== Items from a figure collection ==
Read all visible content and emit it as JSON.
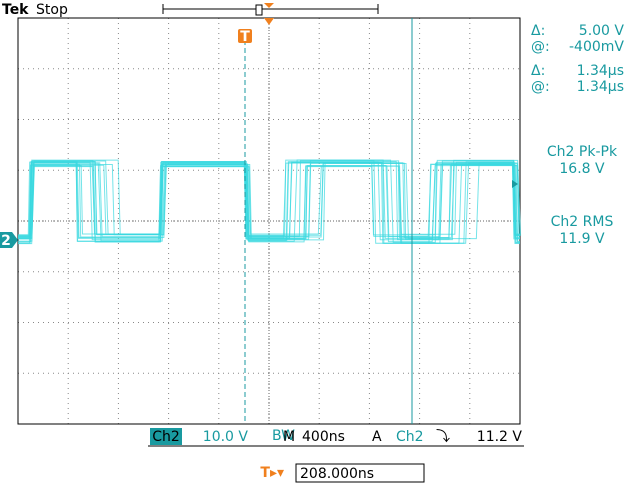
{
  "header": {
    "brand": "Tek",
    "state": "Stop"
  },
  "cursors": {
    "v_delta_label": "Δ:",
    "v_delta": "5.00 V",
    "v_at_label": "@:",
    "v_at": "-400mV",
    "t_delta_label": "Δ:",
    "t_delta": "1.34µs",
    "t_at_label": "@:",
    "t_at": "1.34µs"
  },
  "measurements": [
    {
      "name": "Ch2 Pk-Pk",
      "value": "16.8 V"
    },
    {
      "name": "Ch2 RMS",
      "value": "11.9 V"
    }
  ],
  "markers": {
    "trigger": "T",
    "channel": "2"
  },
  "status": {
    "channel": "Ch2",
    "scale": "10.0 V",
    "bw": "BW",
    "m": "M",
    "timebase": "400ns",
    "a": "A",
    "trig_source": "Ch2",
    "trig_slope": "⤵",
    "trig_level": "11.2 V"
  },
  "position": {
    "icon": "T▸▾",
    "value": "208.000ns"
  }
}
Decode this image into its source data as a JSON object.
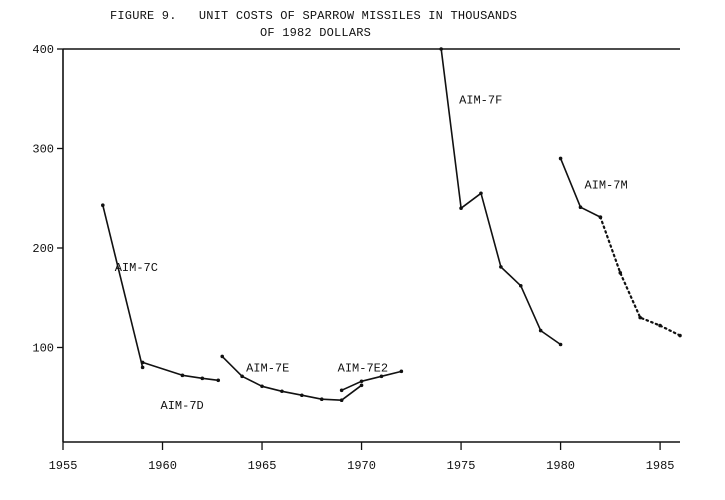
{
  "figure": {
    "number": "FIGURE 9.",
    "title_line1": "UNIT COSTS OF SPARROW MISSILES IN THOUSANDS",
    "title_line2": "OF 1982 DOLLARS"
  },
  "chart_data": {
    "type": "line",
    "title": "UNIT COSTS OF SPARROW MISSILES IN THOUSANDS OF 1982 DOLLARS",
    "xlabel": "",
    "ylabel": "",
    "xlim": [
      1955,
      1986
    ],
    "ylim": [
      5,
      400
    ],
    "x_ticks": [
      1955,
      1960,
      1965,
      1970,
      1975,
      1980,
      1985
    ],
    "y_ticks": [
      100,
      200,
      300,
      400
    ],
    "grid": false,
    "series": [
      {
        "name": "AIM-7C",
        "style": "solid",
        "points": [
          [
            1957,
            243
          ],
          [
            1959,
            80
          ]
        ]
      },
      {
        "name": "AIM-7D",
        "style": "solid",
        "points": [
          [
            1959,
            85
          ],
          [
            1961,
            72
          ],
          [
            1962,
            69
          ],
          [
            1962.8,
            67
          ]
        ]
      },
      {
        "name": "AIM-7E",
        "style": "solid",
        "points": [
          [
            1963,
            91
          ],
          [
            1964,
            71
          ],
          [
            1965,
            61
          ],
          [
            1966,
            56
          ],
          [
            1967,
            52
          ],
          [
            1968,
            48
          ],
          [
            1969,
            47
          ],
          [
            1970,
            62
          ]
        ]
      },
      {
        "name": "AIM-7E2",
        "style": "solid",
        "points": [
          [
            1969,
            57
          ],
          [
            1970,
            66
          ],
          [
            1971,
            71
          ],
          [
            1972,
            76
          ]
        ]
      },
      {
        "name": "AIM-7F",
        "style": "solid",
        "points": [
          [
            1974,
            400
          ],
          [
            1975,
            240
          ],
          [
            1976,
            255
          ],
          [
            1977,
            181
          ],
          [
            1978,
            162
          ],
          [
            1979,
            117
          ],
          [
            1980,
            103
          ]
        ]
      },
      {
        "name": "AIM-7M",
        "style": "solid",
        "points": [
          [
            1980,
            290
          ],
          [
            1981,
            241
          ],
          [
            1982,
            231
          ]
        ]
      },
      {
        "name": "",
        "style": "dotted",
        "points": [
          [
            1982,
            231
          ],
          [
            1983,
            175
          ],
          [
            1984,
            130
          ],
          [
            1985,
            122
          ],
          [
            1986,
            112
          ]
        ]
      }
    ],
    "annotations": [
      {
        "text": "AIM-7C",
        "x": 1957.6,
        "y": 177
      },
      {
        "text": "AIM-7D",
        "x": 1959.9,
        "y": 38
      },
      {
        "text": "AIM-7E",
        "x": 1964.2,
        "y": 76
      },
      {
        "text": "AIM-7E2",
        "x": 1968.8,
        "y": 76
      },
      {
        "text": "AIM-7F",
        "x": 1974.9,
        "y": 345
      },
      {
        "text": "AIM-7M",
        "x": 1981.2,
        "y": 260
      }
    ]
  }
}
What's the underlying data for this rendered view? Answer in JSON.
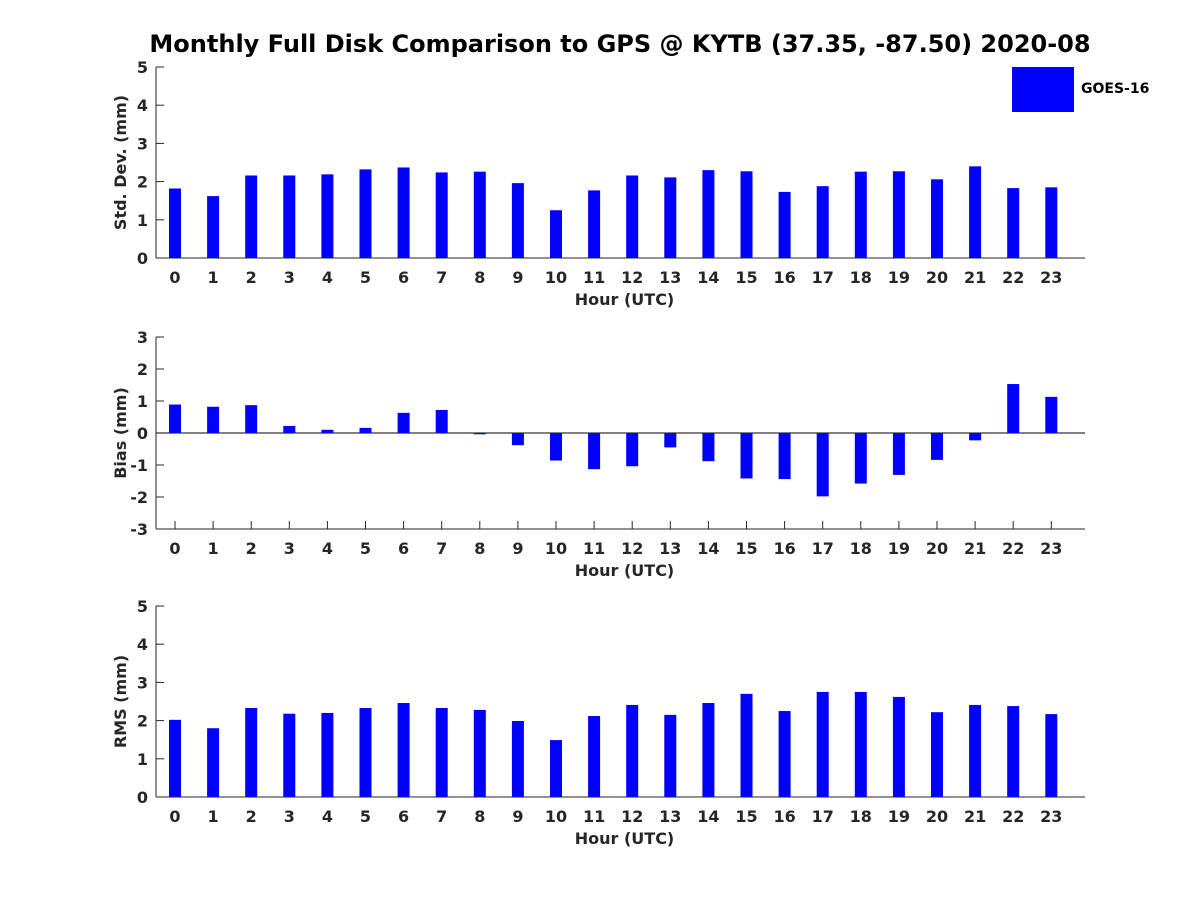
{
  "title": "Monthly Full Disk Comparison to GPS @ KYTB (37.35, -87.50) 2020-08",
  "legend": {
    "label": "GOES-16",
    "color": "#0000ff"
  },
  "chart_data": [
    {
      "type": "bar",
      "title": "Monthly Full Disk Comparison to GPS @ KYTB (37.35, -87.50) 2020-08",
      "xlabel": "Hour (UTC)",
      "ylabel": "Std. Dev. (mm)",
      "ylim": [
        0,
        5
      ],
      "yticks": [
        0,
        1,
        2,
        3,
        4,
        5
      ],
      "categories": [
        "0",
        "1",
        "2",
        "3",
        "4",
        "5",
        "6",
        "7",
        "8",
        "9",
        "10",
        "11",
        "12",
        "13",
        "14",
        "15",
        "16",
        "17",
        "18",
        "19",
        "20",
        "21",
        "22",
        "23"
      ],
      "series": [
        {
          "name": "GOES-16",
          "color": "#0000ff",
          "values": [
            1.82,
            1.62,
            2.16,
            2.16,
            2.19,
            2.32,
            2.37,
            2.24,
            2.26,
            1.96,
            1.25,
            1.77,
            2.16,
            2.11,
            2.3,
            2.27,
            1.73,
            1.88,
            2.26,
            2.27,
            2.06,
            2.4,
            1.83,
            1.85
          ]
        }
      ],
      "legend": "top-right"
    },
    {
      "type": "bar",
      "xlabel": "Hour (UTC)",
      "ylabel": "Bias (mm)",
      "ylim": [
        -3,
        3
      ],
      "yticks": [
        -3,
        -2,
        -1,
        0,
        1,
        2,
        3
      ],
      "categories": [
        "0",
        "1",
        "2",
        "3",
        "4",
        "5",
        "6",
        "7",
        "8",
        "9",
        "10",
        "11",
        "12",
        "13",
        "14",
        "15",
        "16",
        "17",
        "18",
        "19",
        "20",
        "21",
        "22",
        "23"
      ],
      "series": [
        {
          "name": "GOES-16",
          "color": "#0000ff",
          "values": [
            0.89,
            0.82,
            0.87,
            0.22,
            0.1,
            0.16,
            0.63,
            0.72,
            -0.04,
            -0.38,
            -0.86,
            -1.13,
            -1.04,
            -0.45,
            -0.88,
            -1.42,
            -1.44,
            -1.98,
            -1.58,
            -1.31,
            -0.84,
            -0.23,
            1.53,
            1.13
          ]
        }
      ]
    },
    {
      "type": "bar",
      "xlabel": "Hour (UTC)",
      "ylabel": "RMS (mm)",
      "ylim": [
        0,
        5
      ],
      "yticks": [
        0,
        1,
        2,
        3,
        4,
        5
      ],
      "categories": [
        "0",
        "1",
        "2",
        "3",
        "4",
        "5",
        "6",
        "7",
        "8",
        "9",
        "10",
        "11",
        "12",
        "13",
        "14",
        "15",
        "16",
        "17",
        "18",
        "19",
        "20",
        "21",
        "22",
        "23"
      ],
      "series": [
        {
          "name": "GOES-16",
          "color": "#0000ff",
          "values": [
            2.02,
            1.8,
            2.33,
            2.18,
            2.2,
            2.33,
            2.46,
            2.33,
            2.28,
            1.99,
            1.49,
            2.12,
            2.41,
            2.15,
            2.46,
            2.7,
            2.25,
            2.75,
            2.75,
            2.62,
            2.22,
            2.41,
            2.38,
            2.17
          ]
        }
      ]
    }
  ]
}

== Problem description ==
Leave out all images, then reproduce the entries above exactly.

== Complete answer ==
Read all visible content and emit it as JSON.
{
  "header": {
    "brand": "Tek",
    "state": "Stop"
  },
  "cursors": {
    "v_delta_label": "Δ:",
    "v_delta": "5.00 V",
    "v_at_label": "@:",
    "v_at": "-400mV",
    "t_delta_label": "Δ:",
    "t_delta": "1.34µs",
    "t_at_label": "@:",
    "t_at": "1.34µs"
  },
  "measurements": [
    {
      "name": "Ch2 Pk-Pk",
      "value": "16.8 V"
    },
    {
      "name": "Ch2 RMS",
      "value": "11.9 V"
    }
  ],
  "markers": {
    "trigger": "T",
    "channel": "2"
  },
  "status": {
    "channel": "Ch2",
    "scale": "10.0 V",
    "bw": "BW",
    "m": "M",
    "timebase": "400ns",
    "a": "A",
    "trig_source": "Ch2",
    "trig_slope": "⤵",
    "trig_level": "11.2 V"
  },
  "position": {
    "icon": "T▸▾",
    "value": "208.000ns"
  }
}
Decode this image into its source data as a JSON object.
{
  "figure": {
    "number": "FIGURE 9.",
    "title_line1": "UNIT COSTS OF SPARROW MISSILES IN THOUSANDS",
    "title_line2": "OF 1982 DOLLARS"
  },
  "chart_data": {
    "type": "line",
    "title": "UNIT COSTS OF SPARROW MISSILES IN THOUSANDS OF 1982 DOLLARS",
    "xlabel": "",
    "ylabel": "",
    "xlim": [
      1955,
      1986
    ],
    "ylim": [
      5,
      400
    ],
    "x_ticks": [
      1955,
      1960,
      1965,
      1970,
      1975,
      1980,
      1985
    ],
    "y_ticks": [
      100,
      200,
      300,
      400
    ],
    "grid": false,
    "series": [
      {
        "name": "AIM-7C",
        "style": "solid",
        "points": [
          [
            1957,
            243
          ],
          [
            1959,
            80
          ]
        ]
      },
      {
        "name": "AIM-7D",
        "style": "solid",
        "points": [
          [
            1959,
            85
          ],
          [
            1961,
            72
          ],
          [
            1962,
            69
          ],
          [
            1962.8,
            67
          ]
        ]
      },
      {
        "name": "AIM-7E",
        "style": "solid",
        "points": [
          [
            1963,
            91
          ],
          [
            1964,
            71
          ],
          [
            1965,
            61
          ],
          [
            1966,
            56
          ],
          [
            1967,
            52
          ],
          [
            1968,
            48
          ],
          [
            1969,
            47
          ],
          [
            1970,
            62
          ]
        ]
      },
      {
        "name": "AIM-7E2",
        "style": "solid",
        "points": [
          [
            1969,
            57
          ],
          [
            1970,
            66
          ],
          [
            1971,
            71
          ],
          [
            1972,
            76
          ]
        ]
      },
      {
        "name": "AIM-7F",
        "style": "solid",
        "points": [
          [
            1974,
            400
          ],
          [
            1975,
            240
          ],
          [
            1976,
            255
          ],
          [
            1977,
            181
          ],
          [
            1978,
            162
          ],
          [
            1979,
            117
          ],
          [
            1980,
            103
          ]
        ]
      },
      {
        "name": "AIM-7M",
        "style": "solid",
        "points": [
          [
            1980,
            290
          ],
          [
            1981,
            241
          ],
          [
            1982,
            231
          ]
        ]
      },
      {
        "name": "",
        "style": "dotted",
        "points": [
          [
            1982,
            231
          ],
          [
            1983,
            175
          ],
          [
            1984,
            130
          ],
          [
            1985,
            122
          ],
          [
            1986,
            112
          ]
        ]
      }
    ],
    "annotations": [
      {
        "text": "AIM-7C",
        "x": 1957.6,
        "y": 177
      },
      {
        "text": "AIM-7D",
        "x": 1959.9,
        "y": 38
      },
      {
        "text": "AIM-7E",
        "x": 1964.2,
        "y": 76
      },
      {
        "text": "AIM-7E2",
        "x": 1968.8,
        "y": 76
      },
      {
        "text": "AIM-7F",
        "x": 1974.9,
        "y": 345
      },
      {
        "text": "AIM-7M",
        "x": 1981.2,
        "y": 260
      }
    ]
  }
}
What's the underlying data for this rendered view? Answer in JSON.
{
  "title": "Monthly Full Disk Comparison to GPS @ KYTB (37.35, -87.50) 2020-08",
  "legend": {
    "label": "GOES-16",
    "color": "#0000ff"
  },
  "chart_data": [
    {
      "type": "bar",
      "title": "Monthly Full Disk Comparison to GPS @ KYTB (37.35, -87.50) 2020-08",
      "xlabel": "Hour (UTC)",
      "ylabel": "Std. Dev. (mm)",
      "ylim": [
        0,
        5
      ],
      "yticks": [
        0,
        1,
        2,
        3,
        4,
        5
      ],
      "categories": [
        "0",
        "1",
        "2",
        "3",
        "4",
        "5",
        "6",
        "7",
        "8",
        "9",
        "10",
        "11",
        "12",
        "13",
        "14",
        "15",
        "16",
        "17",
        "18",
        "19",
        "20",
        "21",
        "22",
        "23"
      ],
      "series": [
        {
          "name": "GOES-16",
          "color": "#0000ff",
          "values": [
            1.82,
            1.62,
            2.16,
            2.16,
            2.19,
            2.32,
            2.37,
            2.24,
            2.26,
            1.96,
            1.25,
            1.77,
            2.16,
            2.11,
            2.3,
            2.27,
            1.73,
            1.88,
            2.26,
            2.27,
            2.06,
            2.4,
            1.83,
            1.85
          ]
        }
      ],
      "legend": "top-right"
    },
    {
      "type": "bar",
      "xlabel": "Hour (UTC)",
      "ylabel": "Bias (mm)",
      "ylim": [
        -3,
        3
      ],
      "yticks": [
        -3,
        -2,
        -1,
        0,
        1,
        2,
        3
      ],
      "categories": [
        "0",
        "1",
        "2",
        "3",
        "4",
        "5",
        "6",
        "7",
        "8",
        "9",
        "10",
        "11",
        "12",
        "13",
        "14",
        "15",
        "16",
        "17",
        "18",
        "19",
        "20",
        "21",
        "22",
        "23"
      ],
      "series": [
        {
          "name": "GOES-16",
          "color": "#0000ff",
          "values": [
            0.89,
            0.82,
            0.87,
            0.22,
            0.1,
            0.16,
            0.63,
            0.72,
            -0.04,
            -0.38,
            -0.86,
            -1.13,
            -1.04,
            -0.45,
            -0.88,
            -1.42,
            -1.44,
            -1.98,
            -1.58,
            -1.31,
            -0.84,
            -0.23,
            1.53,
            1.13
          ]
        }
      ]
    },
    {
      "type": "bar",
      "xlabel": "Hour (UTC)",
      "ylabel": "RMS (mm)",
      "ylim": [
        0,
        5
      ],
      "yticks": [
        0,
        1,
        2,
        3,
        4,
        5
      ],
      "categories": [
        "0",
        "1",
        "2",
        "3",
        "4",
        "5",
        "6",
        "7",
        "8",
        "9",
        "10",
        "11",
        "12",
        "13",
        "14",
        "15",
        "16",
        "17",
        "18",
        "19",
        "20",
        "21",
        "22",
        "23"
      ],
      "series": [
        {
          "name": "GOES-16",
          "color": "#0000ff",
          "values": [
            2.02,
            1.8,
            2.33,
            2.18,
            2.2,
            2.33,
            2.46,
            2.33,
            2.28,
            1.99,
            1.49,
            2.12,
            2.41,
            2.15,
            2.46,
            2.7,
            2.25,
            2.75,
            2.75,
            2.62,
            2.22,
            2.41,
            2.38,
            2.17
          ]
        }
      ]
    }
  ]
}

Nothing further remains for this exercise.